* Data listing:
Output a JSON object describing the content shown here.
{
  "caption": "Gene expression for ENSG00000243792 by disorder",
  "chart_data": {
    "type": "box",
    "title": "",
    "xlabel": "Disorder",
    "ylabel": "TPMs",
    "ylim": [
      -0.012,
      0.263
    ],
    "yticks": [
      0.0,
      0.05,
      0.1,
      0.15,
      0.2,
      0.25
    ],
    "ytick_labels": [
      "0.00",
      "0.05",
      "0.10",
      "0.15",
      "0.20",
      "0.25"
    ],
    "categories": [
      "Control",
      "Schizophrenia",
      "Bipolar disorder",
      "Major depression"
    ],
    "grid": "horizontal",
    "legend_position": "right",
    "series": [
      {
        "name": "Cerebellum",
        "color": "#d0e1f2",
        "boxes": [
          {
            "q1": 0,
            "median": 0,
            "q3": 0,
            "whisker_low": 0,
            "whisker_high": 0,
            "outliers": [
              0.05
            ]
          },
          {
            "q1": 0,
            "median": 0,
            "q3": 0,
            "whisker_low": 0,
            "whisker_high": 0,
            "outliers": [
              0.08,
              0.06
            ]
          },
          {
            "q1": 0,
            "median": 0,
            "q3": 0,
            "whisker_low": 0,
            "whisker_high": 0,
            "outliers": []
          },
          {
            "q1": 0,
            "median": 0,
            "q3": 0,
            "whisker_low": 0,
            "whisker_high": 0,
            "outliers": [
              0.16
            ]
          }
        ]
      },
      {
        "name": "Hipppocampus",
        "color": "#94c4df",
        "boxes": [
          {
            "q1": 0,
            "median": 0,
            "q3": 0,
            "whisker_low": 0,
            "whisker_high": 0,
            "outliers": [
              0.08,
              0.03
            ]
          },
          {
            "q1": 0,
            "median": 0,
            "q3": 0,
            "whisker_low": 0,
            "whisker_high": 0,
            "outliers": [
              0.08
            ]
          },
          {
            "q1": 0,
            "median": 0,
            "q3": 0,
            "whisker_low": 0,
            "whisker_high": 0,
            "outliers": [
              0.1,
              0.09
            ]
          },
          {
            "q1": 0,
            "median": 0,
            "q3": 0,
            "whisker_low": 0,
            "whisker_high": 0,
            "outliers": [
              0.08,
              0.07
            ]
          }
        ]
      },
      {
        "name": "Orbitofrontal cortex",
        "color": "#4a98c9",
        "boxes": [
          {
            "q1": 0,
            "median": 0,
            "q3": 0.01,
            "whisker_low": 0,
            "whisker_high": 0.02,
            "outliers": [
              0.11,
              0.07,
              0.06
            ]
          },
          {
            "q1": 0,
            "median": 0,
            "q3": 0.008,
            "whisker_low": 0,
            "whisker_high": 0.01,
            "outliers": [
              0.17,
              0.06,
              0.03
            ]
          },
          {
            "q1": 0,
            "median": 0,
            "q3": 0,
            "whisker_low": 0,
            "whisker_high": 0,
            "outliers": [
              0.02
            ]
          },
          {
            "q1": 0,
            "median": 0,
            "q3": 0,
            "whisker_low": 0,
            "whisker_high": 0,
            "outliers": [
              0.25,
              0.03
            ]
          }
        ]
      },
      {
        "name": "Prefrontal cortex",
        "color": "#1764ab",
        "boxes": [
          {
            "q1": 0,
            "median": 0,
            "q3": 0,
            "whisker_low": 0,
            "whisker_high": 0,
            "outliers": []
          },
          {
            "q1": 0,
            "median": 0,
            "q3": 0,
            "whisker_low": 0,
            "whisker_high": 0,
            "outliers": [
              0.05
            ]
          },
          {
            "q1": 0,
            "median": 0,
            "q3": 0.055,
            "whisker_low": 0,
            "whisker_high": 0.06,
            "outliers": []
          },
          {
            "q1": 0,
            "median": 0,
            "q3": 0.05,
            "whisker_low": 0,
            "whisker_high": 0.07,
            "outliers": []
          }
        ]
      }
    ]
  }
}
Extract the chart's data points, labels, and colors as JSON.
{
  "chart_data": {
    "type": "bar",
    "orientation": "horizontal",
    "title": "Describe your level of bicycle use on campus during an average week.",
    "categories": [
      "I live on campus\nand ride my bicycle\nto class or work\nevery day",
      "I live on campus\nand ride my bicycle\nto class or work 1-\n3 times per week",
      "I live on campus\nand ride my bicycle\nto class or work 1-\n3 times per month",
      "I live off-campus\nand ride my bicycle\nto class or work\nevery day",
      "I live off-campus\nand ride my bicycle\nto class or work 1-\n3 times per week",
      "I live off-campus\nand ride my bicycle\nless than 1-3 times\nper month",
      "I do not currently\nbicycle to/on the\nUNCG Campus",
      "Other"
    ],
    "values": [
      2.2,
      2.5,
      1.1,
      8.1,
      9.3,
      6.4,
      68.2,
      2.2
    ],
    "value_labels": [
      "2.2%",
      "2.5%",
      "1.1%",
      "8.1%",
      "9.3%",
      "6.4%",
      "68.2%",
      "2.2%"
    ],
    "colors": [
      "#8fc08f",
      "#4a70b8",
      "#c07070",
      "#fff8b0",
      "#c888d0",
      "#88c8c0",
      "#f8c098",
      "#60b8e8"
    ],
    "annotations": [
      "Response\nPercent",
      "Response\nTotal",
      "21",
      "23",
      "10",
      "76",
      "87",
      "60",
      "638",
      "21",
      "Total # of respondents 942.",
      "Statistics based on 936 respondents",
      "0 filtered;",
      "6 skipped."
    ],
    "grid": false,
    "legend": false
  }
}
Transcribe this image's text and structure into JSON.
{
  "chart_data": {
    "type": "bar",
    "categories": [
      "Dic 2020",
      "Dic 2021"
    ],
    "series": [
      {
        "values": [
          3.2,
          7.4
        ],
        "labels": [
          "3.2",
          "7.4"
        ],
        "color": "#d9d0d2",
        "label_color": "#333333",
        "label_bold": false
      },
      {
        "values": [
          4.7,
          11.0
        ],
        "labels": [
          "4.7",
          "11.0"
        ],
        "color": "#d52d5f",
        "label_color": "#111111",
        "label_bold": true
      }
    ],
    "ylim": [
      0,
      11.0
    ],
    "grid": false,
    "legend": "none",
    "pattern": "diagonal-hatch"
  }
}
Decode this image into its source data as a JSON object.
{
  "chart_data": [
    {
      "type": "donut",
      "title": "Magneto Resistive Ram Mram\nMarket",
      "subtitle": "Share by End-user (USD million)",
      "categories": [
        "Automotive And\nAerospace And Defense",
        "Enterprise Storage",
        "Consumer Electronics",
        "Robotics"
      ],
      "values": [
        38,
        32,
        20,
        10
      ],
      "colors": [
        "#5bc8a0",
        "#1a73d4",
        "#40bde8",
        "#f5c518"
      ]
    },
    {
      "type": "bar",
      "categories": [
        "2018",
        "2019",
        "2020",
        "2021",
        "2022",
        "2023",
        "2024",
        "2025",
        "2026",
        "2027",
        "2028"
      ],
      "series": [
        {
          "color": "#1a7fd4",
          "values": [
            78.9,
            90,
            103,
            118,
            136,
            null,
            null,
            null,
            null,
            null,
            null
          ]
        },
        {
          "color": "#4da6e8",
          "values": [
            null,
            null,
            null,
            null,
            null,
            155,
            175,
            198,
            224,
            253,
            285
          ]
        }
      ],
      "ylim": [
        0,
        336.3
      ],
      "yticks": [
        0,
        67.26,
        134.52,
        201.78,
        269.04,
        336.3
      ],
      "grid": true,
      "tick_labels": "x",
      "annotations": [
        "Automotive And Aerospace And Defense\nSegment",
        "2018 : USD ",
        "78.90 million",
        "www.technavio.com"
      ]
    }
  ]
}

* Aim of the task:
Would you copy out each line exactly as written?

* Answer:
Output a JSON object describing the content shown here.
{
  "caption": "Gene expression for ENSG00000243792 by disorder",
  "chart_data": {
    "type": "box",
    "title": "",
    "xlabel": "Disorder",
    "ylabel": "TPMs",
    "ylim": [
      -0.012,
      0.263
    ],
    "yticks": [
      0.0,
      0.05,
      0.1,
      0.15,
      0.2,
      0.25
    ],
    "ytick_labels": [
      "0.00",
      "0.05",
      "0.10",
      "0.15",
      "0.20",
      "0.25"
    ],
    "categories": [
      "Control",
      "Schizophrenia",
      "Bipolar disorder",
      "Major depression"
    ],
    "grid": "horizontal",
    "legend_position": "right",
    "series": [
      {
        "name": "Cerebellum",
        "color": "#d0e1f2",
        "boxes": [
          {
            "q1": 0,
            "median": 0,
            "q3": 0,
            "whisker_low": 0,
            "whisker_high": 0,
            "outliers": [
              0.05
            ]
          },
          {
            "q1": 0,
            "median": 0,
            "q3": 0,
            "whisker_low": 0,
            "whisker_high": 0,
            "outliers": [
              0.08,
              0.06
            ]
          },
          {
            "q1": 0,
            "median": 0,
            "q3": 0,
            "whisker_low": 0,
            "whisker_high": 0,
            "outliers": []
          },
          {
            "q1": 0,
            "median": 0,
            "q3": 0,
            "whisker_low": 0,
            "whisker_high": 0,
            "outliers": [
              0.16
            ]
          }
        ]
      },
      {
        "name": "Hipppocampus",
        "color": "#94c4df",
        "boxes": [
          {
            "q1": 0,
            "median": 0,
            "q3": 0,
            "whisker_low": 0,
            "whisker_high": 0,
            "outliers": [
              0.08,
              0.03
            ]
          },
          {
            "q1": 0,
            "median": 0,
            "q3": 0,
            "whisker_low": 0,
            "whisker_high": 0,
            "outliers": [
              0.08
            ]
          },
          {
            "q1": 0,
            "median": 0,
            "q3": 0,
            "whisker_low": 0,
            "whisker_high": 0,
            "outliers": [
              0.1,
              0.09
            ]
          },
          {
            "q1": 0,
            "median": 0,
            "q3": 0,
            "whisker_low": 0,
            "whisker_high": 0,
            "outliers": [
              0.08,
              0.07
            ]
          }
        ]
      },
      {
        "name": "Orbitofrontal cortex",
        "color": "#4a98c9",
        "boxes": [
          {
            "q1": 0,
            "median": 0,
            "q3": 0.01,
            "whisker_low": 0,
            "whisker_high": 0.02,
            "outliers": [
              0.11,
              0.07,
              0.06
            ]
          },
          {
            "q1": 0,
            "median": 0,
            "q3": 0.008,
            "whisker_low": 0,
            "whisker_high": 0.01,
            "outliers": [
              0.17,
              0.06,
              0.03
            ]
          },
          {
            "q1": 0,
            "median": 0,
            "q3": 0,
            "whisker_low": 0,
            "whisker_high": 0,
            "outliers": [
              0.02
            ]
          },
          {
            "q1": 0,
            "median": 0,
            "q3": 0,
            "whisker_low": 0,
            "whisker_high": 0,
            "outliers": [
              0.25,
              0.03
            ]
          }
        ]
      },
      {
        "name": "Prefrontal cortex",
        "color": "#1764ab",
        "boxes": [
          {
            "q1": 0,
            "median": 0,
            "q3": 0,
            "whisker_low": 0,
            "whisker_high": 0,
            "outliers": []
          },
          {
            "q1": 0,
            "median": 0,
            "q3": 0,
            "whisker_low": 0,
            "whisker_high": 0,
            "outliers": [
              0.05
            ]
          },
          {
            "q1": 0,
            "median": 0,
            "q3": 0.055,
            "whisker_low": 0,
            "whisker_high": 0.06,
            "outliers": []
          },
          {
            "q1": 0,
            "median": 0,
            "q3": 0.05,
            "whisker_low": 0,
            "whisker_high": 0.07,
            "outliers": []
          }
        ]
      }
    ]
  }
}
Extract the chart's data points, labels, and colors as JSON.
{
  "chart_data": {
    "type": "bar",
    "orientation": "horizontal",
    "title": "Describe your level of bicycle use on campus during an average week.",
    "categories": [
      "I live on campus\nand ride my bicycle\nto class or work\nevery day",
      "I live on campus\nand ride my bicycle\nto class or work 1-\n3 times per week",
      "I live on campus\nand ride my bicycle\nto class or work 1-\n3 times per month",
      "I live off-campus\nand ride my bicycle\nto class or work\nevery day",
      "I live off-campus\nand ride my bicycle\nto class or work 1-\n3 times per week",
      "I live off-campus\nand ride my bicycle\nless than 1-3 times\nper month",
      "I do not currently\nbicycle to/on the\nUNCG Campus",
      "Other"
    ],
    "values": [
      2.2,
      2.5,
      1.1,
      8.1,
      9.3,
      6.4,
      68.2,
      2.2
    ],
    "value_labels": [
      "2.2%",
      "2.5%",
      "1.1%",
      "8.1%",
      "9.3%",
      "6.4%",
      "68.2%",
      "2.2%"
    ],
    "colors": [
      "#8fc08f",
      "#4a70b8",
      "#c07070",
      "#fff8b0",
      "#c888d0",
      "#88c8c0",
      "#f8c098",
      "#60b8e8"
    ],
    "annotations": [
      "Response\nPercent",
      "Response\nTotal",
      "21",
      "23",
      "10",
      "76",
      "87",
      "60",
      "638",
      "21",
      "Total # of respondents 942.",
      "Statistics based on 936 respondents",
      "0 filtered;",
      "6 skipped."
    ],
    "grid": false,
    "legend": false
  }
}
Transcribe this image's text and structure into JSON.
{
  "chart_data": {
    "type": "bar",
    "categories": [
      "Dic 2020",
      "Dic 2021"
    ],
    "series": [
      {
        "values": [
          3.2,
          7.4
        ],
        "labels": [
          "3.2",
          "7.4"
        ],
        "color": "#d9d0d2",
        "label_color": "#333333",
        "label_bold": false
      },
      {
        "values": [
          4.7,
          11.0
        ],
        "labels": [
          "4.7",
          "11.0"
        ],
        "color": "#d52d5f",
        "label_color": "#111111",
        "label_bold": true
      }
    ],
    "ylim": [
      0,
      11.0
    ],
    "grid": false,
    "legend": "none",
    "pattern": "diagonal-hatch"
  }
}
Decode this image into its source data as a JSON object.
{
  "chart_data": [
    {
      "type": "donut",
      "title": "Magneto Resistive Ram Mram\nMarket",
      "subtitle": "Share by End-user (USD million)",
      "categories": [
        "Automotive And\nAerospace And Defense",
        "Enterprise Storage",
        "Consumer Electronics",
        "Robotics"
      ],
      "values": [
        38,
        32,
        20,
        10
      ],
      "colors": [
        "#5bc8a0",
        "#1a73d4",
        "#40bde8",
        "#f5c518"
      ]
    },
    {
      "type": "bar",
      "categories": [
        "2018",
        "2019",
        "2020",
        "2021",
        "2022",
        "2023",
        "2024",
        "2025",
        "2026",
        "2027",
        "2028"
      ],
      "series": [
        {
          "color": "#1a7fd4",
          "values": [
            78.9,
            90,
            103,
            118,
            136,
            null,
            null,
            null,
            null,
            null,
            null
          ]
        },
        {
          "color": "#4da6e8",
          "values": [
            null,
            null,
            null,
            null,
            null,
            155,
            175,
            198,
            224,
            253,
            285
          ]
        }
      ],
      "ylim": [
        0,
        336.3
      ],
      "yticks": [
        0,
        67.26,
        134.52,
        201.78,
        269.04,
        336.3
      ],
      "grid": true,
      "tick_labels": "x",
      "annotations": [
        "Automotive And Aerospace And Defense\nSegment",
        "2018 : USD ",
        "78.90 million",
        "www.technavio.com"
      ]
    }
  ]
}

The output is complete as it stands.